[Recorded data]
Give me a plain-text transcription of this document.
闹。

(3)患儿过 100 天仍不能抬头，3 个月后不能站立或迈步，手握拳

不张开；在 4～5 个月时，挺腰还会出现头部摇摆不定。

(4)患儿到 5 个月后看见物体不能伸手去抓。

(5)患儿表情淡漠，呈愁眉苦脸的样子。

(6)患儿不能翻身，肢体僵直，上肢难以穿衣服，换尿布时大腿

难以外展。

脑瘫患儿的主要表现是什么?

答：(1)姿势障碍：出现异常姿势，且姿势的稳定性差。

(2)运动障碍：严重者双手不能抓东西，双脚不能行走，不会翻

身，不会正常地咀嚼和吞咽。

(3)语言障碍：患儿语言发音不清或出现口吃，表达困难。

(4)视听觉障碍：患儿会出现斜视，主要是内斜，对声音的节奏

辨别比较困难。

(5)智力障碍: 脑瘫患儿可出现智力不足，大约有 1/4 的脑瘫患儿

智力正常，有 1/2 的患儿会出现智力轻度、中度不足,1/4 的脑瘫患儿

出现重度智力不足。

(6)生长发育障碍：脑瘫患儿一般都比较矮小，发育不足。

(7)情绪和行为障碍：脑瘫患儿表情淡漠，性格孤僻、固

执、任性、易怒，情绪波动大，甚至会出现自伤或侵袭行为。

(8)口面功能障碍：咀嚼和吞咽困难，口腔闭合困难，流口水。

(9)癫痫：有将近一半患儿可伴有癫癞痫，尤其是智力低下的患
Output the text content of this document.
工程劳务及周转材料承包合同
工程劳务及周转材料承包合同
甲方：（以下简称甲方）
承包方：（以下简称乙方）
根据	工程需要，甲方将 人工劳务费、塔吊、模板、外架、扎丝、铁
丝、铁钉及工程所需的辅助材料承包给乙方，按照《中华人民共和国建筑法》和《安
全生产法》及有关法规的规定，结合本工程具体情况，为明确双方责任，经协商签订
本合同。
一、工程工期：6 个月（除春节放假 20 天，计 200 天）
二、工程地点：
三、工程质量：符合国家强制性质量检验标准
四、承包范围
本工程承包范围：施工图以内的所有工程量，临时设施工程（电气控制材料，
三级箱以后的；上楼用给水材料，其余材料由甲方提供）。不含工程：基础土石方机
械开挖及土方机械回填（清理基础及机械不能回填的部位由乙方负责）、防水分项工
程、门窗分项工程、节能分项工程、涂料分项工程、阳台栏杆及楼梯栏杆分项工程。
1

WRITTEN REQUEST:
Copy only the stretch running from the line containing "Output the text content of this document." to the final line of the entries, both ends included, exactly as it stands.

RIGHT ANSWER:
Output the text content of this document.
工程劳务及周转材料承包合同
工程劳务及周转材料承包合同
甲方：（以下简称甲方）
承包方：（以下简称乙方）
根据	工程需要，甲方将 人工劳务费、塔吊、模板、外架、扎丝、铁
丝、铁钉及工程所需的辅助材料承包给乙方，按照《中华人民共和国建筑法》和《安
全生产法》及有关法规的规定，结合本工程具体情况，为明确双方责任，经协商签订
本合同。
一、工程工期：6 个月（除春节放假 20 天，计 200 天）
二、工程地点：
三、工程质量：符合国家强制性质量检验标准
四、承包范围
本工程承包范围：施工图以内的所有工程量，临时设施工程（电气控制材料，
三级箱以后的；上楼用给水材料，其余材料由甲方提供）。不含工程：基础土石方机
械开挖及土方机械回填（清理基础及机械不能回填的部位由乙方负责）、防水分项工
程、门窗分项工程、节能分项工程、涂料分项工程、阳台栏杆及楼梯栏杆分项工程。
1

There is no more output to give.